Quote:Took 2 yrs for the report to come out where we already know who was responsible for this disgusting mess. What's next? Another report to come out in 2012 to tell us there was a oil spill in the gulf?
@JPB,
It was a snowball rolling downhill JP and anybody who tried to stop it before it came to rest would have been thrown out of office. Then it got too big to stop. Some are now saying that the banks are too big to fail and too big to save.
It could easily have been avoided by making credit much more difficult but that would have caused unemployment, deflation and offshore homes for the funds. Growth requires "funny money". There is insufficient real money. Double entry book-keeping evolved into all the wierd and wonderful things known as financial instruments.
But the report doesn't blame the people. How nice. It doesn't blame media and big business for making people want things to bolster their self esteem.
The regulators, the managers and Wall Street are easy targets. Possibly don't command more than half a million votes.
@spendius,
Don't fall over, spendi, but I agree with you. Unparalleled greed at all levels and the willingness to live on credit - again at all levels - is the cause.
@JPB,
I don't dismiss the possibility that it was engineered on purpose.
@JPB,
Interesting article, JPB. Thanks for linking to it here.
This just in...

-- -- --

(Exercise task A):
Edit the forum discussion from the words "It could easily" through "their self esteem.", replacing "offshore homes" with "foreign havens".
(Exercise task B):
Identify each line of the records that contains the string "contact" and copy those lines.
The records that come next are unrelated to the forum discussion.

-- -- --

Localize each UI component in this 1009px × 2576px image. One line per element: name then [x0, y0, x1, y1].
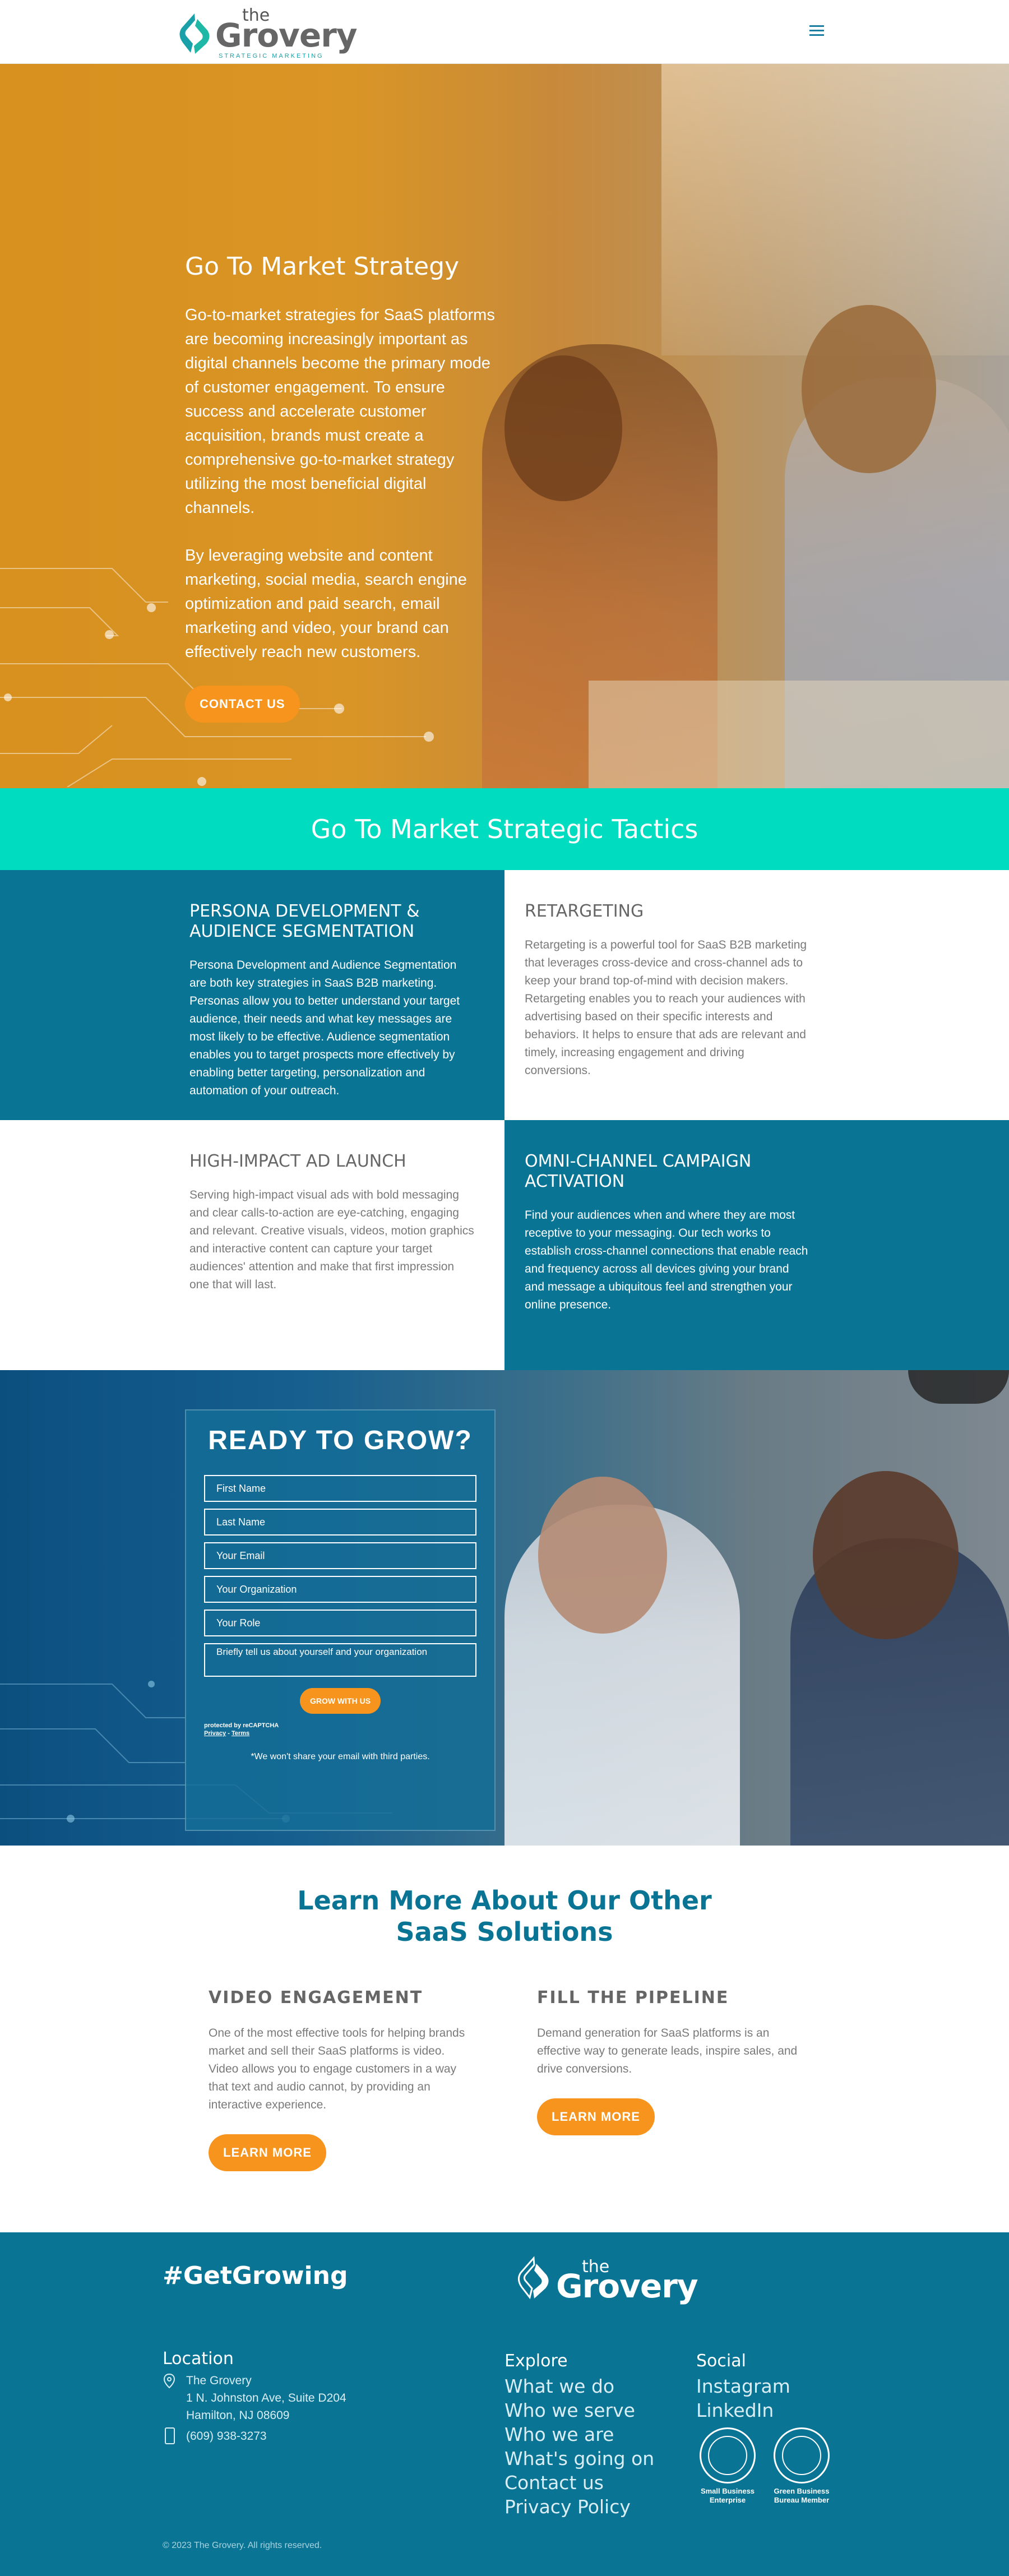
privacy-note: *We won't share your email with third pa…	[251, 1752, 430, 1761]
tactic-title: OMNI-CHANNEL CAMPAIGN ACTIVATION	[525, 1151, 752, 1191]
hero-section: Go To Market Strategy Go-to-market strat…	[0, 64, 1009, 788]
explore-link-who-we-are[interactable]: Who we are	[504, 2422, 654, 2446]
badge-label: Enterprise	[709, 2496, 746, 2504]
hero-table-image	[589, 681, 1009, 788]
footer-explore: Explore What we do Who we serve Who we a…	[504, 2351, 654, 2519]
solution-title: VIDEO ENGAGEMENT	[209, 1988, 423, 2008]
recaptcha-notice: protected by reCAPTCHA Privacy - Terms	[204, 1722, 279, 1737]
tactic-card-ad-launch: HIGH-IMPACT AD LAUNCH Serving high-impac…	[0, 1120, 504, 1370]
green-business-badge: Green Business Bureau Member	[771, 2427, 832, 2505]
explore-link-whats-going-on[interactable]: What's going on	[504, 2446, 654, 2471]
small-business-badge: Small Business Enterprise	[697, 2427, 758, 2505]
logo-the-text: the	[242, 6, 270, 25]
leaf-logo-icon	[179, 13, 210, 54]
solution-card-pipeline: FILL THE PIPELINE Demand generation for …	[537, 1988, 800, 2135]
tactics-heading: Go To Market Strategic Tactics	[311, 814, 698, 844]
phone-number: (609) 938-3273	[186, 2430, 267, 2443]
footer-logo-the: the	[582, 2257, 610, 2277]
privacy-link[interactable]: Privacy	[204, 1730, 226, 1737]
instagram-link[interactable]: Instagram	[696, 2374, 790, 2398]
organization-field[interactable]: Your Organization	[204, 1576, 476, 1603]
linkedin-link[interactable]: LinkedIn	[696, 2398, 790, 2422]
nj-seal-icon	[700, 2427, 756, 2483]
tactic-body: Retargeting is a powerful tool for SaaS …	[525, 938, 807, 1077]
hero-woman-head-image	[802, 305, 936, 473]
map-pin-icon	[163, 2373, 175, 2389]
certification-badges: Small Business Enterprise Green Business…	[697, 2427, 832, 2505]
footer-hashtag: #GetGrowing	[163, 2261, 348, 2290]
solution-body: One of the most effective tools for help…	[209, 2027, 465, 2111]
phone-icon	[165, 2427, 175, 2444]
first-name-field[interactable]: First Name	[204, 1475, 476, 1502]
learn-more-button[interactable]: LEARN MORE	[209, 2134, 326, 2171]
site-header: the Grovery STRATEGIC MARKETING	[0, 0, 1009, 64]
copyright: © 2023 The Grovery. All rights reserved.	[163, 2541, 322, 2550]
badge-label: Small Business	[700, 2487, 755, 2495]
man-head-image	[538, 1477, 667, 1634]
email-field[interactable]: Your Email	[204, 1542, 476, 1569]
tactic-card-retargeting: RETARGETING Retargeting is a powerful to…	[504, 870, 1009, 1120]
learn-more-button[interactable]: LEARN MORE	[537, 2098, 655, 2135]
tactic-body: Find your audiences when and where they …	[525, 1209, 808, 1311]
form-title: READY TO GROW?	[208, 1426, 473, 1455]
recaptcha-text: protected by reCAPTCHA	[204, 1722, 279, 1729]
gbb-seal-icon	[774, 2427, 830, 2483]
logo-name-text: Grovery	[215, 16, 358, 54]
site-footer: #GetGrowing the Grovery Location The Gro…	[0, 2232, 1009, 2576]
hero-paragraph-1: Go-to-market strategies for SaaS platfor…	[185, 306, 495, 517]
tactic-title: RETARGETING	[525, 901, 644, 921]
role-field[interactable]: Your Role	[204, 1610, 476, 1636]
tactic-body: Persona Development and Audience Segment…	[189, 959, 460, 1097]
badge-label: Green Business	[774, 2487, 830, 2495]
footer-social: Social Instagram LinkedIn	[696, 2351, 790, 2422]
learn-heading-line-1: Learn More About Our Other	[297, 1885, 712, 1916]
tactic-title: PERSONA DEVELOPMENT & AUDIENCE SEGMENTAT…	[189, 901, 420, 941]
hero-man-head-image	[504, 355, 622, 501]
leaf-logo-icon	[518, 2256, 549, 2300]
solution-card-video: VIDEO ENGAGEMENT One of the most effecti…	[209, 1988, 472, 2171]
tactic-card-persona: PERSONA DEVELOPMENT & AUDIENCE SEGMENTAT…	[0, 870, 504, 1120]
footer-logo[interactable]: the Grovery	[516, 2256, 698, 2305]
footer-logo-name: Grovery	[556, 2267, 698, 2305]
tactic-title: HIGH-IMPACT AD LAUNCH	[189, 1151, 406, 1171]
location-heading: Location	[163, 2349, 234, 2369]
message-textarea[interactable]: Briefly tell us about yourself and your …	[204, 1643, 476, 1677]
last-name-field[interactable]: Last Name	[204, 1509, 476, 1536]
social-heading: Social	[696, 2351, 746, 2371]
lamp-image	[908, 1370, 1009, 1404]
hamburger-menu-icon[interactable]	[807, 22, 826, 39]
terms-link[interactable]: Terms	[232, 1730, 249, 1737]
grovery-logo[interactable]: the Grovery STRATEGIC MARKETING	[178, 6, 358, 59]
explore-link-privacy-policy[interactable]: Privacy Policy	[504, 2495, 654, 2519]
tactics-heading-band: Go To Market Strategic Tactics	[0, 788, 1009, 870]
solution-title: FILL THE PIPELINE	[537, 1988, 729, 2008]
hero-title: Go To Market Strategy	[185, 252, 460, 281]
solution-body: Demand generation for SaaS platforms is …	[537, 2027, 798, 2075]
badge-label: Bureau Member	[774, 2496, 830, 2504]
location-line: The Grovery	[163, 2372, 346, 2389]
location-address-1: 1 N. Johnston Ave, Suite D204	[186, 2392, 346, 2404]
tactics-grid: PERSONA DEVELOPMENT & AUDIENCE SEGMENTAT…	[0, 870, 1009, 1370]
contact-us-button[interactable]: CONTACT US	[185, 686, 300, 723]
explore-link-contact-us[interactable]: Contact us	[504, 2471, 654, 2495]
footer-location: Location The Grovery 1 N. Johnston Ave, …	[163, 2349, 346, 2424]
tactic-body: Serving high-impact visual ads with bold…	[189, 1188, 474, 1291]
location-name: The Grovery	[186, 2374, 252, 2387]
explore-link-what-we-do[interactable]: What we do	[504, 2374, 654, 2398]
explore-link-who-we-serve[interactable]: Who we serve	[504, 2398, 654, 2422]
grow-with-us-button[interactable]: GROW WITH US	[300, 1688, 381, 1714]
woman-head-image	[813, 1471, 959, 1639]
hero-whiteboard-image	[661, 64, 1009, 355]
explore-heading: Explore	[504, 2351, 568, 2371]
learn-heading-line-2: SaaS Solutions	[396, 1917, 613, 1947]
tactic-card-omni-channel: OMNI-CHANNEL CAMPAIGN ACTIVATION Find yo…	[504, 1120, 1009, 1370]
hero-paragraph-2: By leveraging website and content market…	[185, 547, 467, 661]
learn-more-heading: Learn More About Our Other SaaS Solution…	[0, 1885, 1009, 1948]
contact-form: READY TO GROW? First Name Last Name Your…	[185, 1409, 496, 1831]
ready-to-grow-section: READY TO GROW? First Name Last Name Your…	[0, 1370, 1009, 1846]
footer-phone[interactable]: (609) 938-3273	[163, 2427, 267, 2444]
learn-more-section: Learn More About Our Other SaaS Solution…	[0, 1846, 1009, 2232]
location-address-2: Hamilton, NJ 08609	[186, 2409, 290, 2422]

-- -- --

(Answer A):
It could easily have been avoided by making credit much more difficult but that would have caused unemployment, deflation and foreign havens for the funds. Growth requires "funny money". There is insufficient real money. Double entry book-keeping evolved into all the wierd and wonderful things known as financial instruments.
But the report doesn't blame the people. How nice. It doesn't blame media and big business for making people want things to bolster their self esteem.

(Answer B):
contact-us-button[interactable]: CONTACT US	[185, 686, 300, 723]
explore-link-contact-us[interactable]: Contact us	[504, 2471, 654, 2495]
contact-form: READY TO GROW? First Name Last Name Your…	[185, 1409, 496, 1831]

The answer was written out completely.